• Short problem
From the listing below, count the lines where the string "urbanity" occurs. Give the number, with no other words.

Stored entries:
>>

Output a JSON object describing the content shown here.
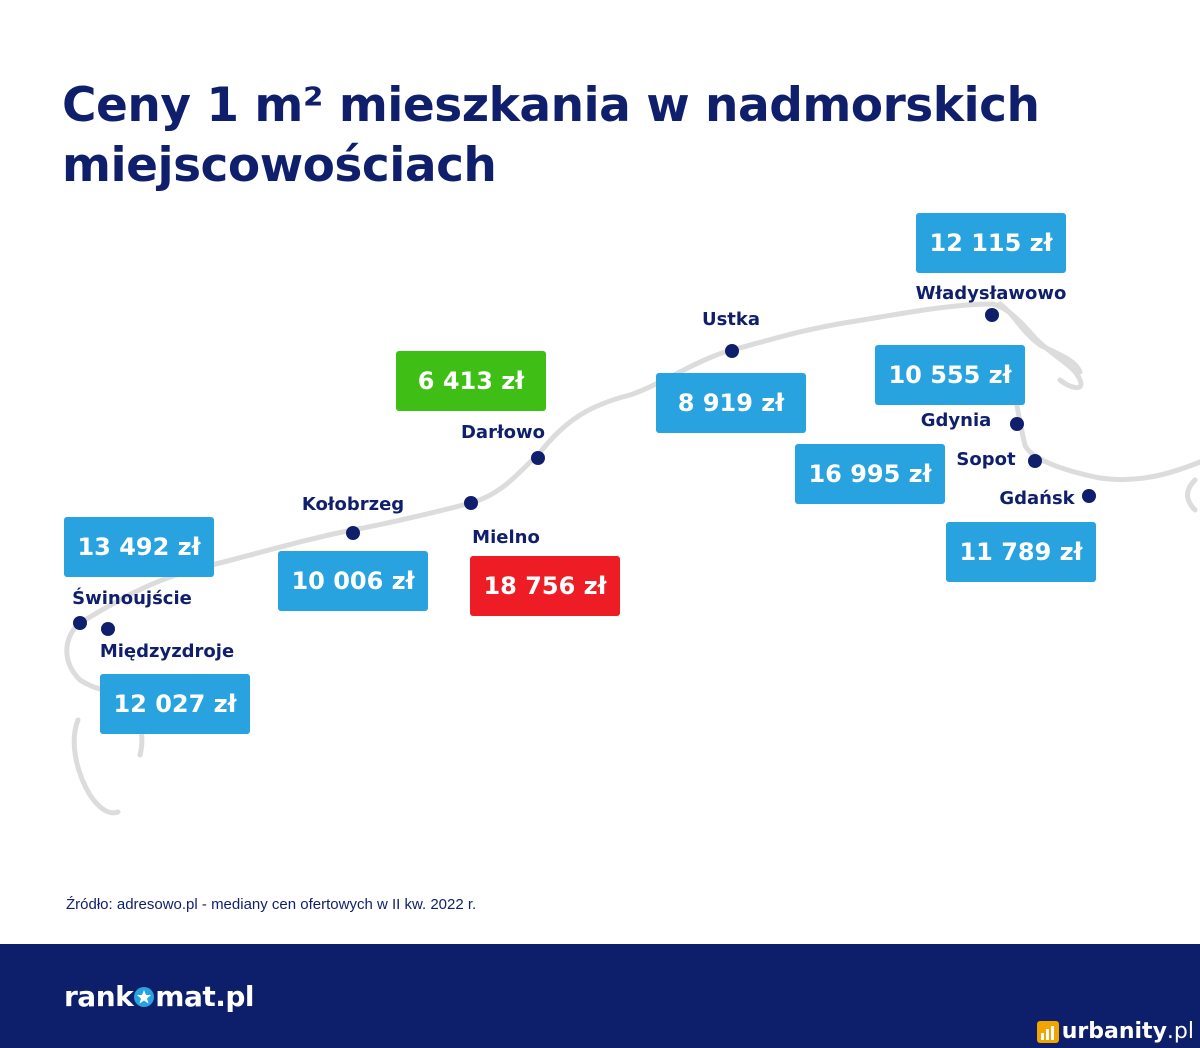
{
  "title": "Ceny 1 m² mieszkania w nadmorskich miejscowościach",
  "cities": [
    {
      "name": "Świnoujście",
      "price": "13 492 zł",
      "color": "#29a3e0"
    },
    {
      "name": "Międzyzdroje",
      "price": "12 027 zł",
      "color": "#29a3e0"
    },
    {
      "name": "Kołobrzeg",
      "price": "10 006 zł",
      "color": "#29a3e0"
    },
    {
      "name": "Mielno",
      "price": "18 756 zł",
      "color": "#ee1c24"
    },
    {
      "name": "Darłowo",
      "price": "6 413 zł",
      "color": "#3fbf16"
    },
    {
      "name": "Ustka",
      "price": "8 919 zł",
      "color": "#29a3e0"
    },
    {
      "name": "Władysławowo",
      "price": "12 115 zł",
      "color": "#29a3e0"
    },
    {
      "name": "Gdynia",
      "price": "10 555 zł",
      "color": "#29a3e0"
    },
    {
      "name": "Sopot",
      "price": "16 995 zł",
      "color": "#29a3e0"
    },
    {
      "name": "Gdańsk",
      "price": "11 789 zł",
      "color": "#29a3e0"
    }
  ],
  "source": "Źródło: adresowo.pl - mediany cen ofertowych w II kw. 2022 r.",
  "footer": {
    "logo_left": "rank",
    "logo_right": "mat.pl",
    "watermark_main": "urbanity",
    "watermark_suffix": ".pl"
  },
  "colors": {
    "navy": "#0f1f6b",
    "footer": "#0d1f6b",
    "blue": "#29a3e0",
    "green": "#3fbf16",
    "red": "#ee1c24",
    "coast": "#d9d9d9"
  },
  "icons": [
    "star-icon",
    "urbanity-logo-icon"
  ]
}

<<

• Expected answer
2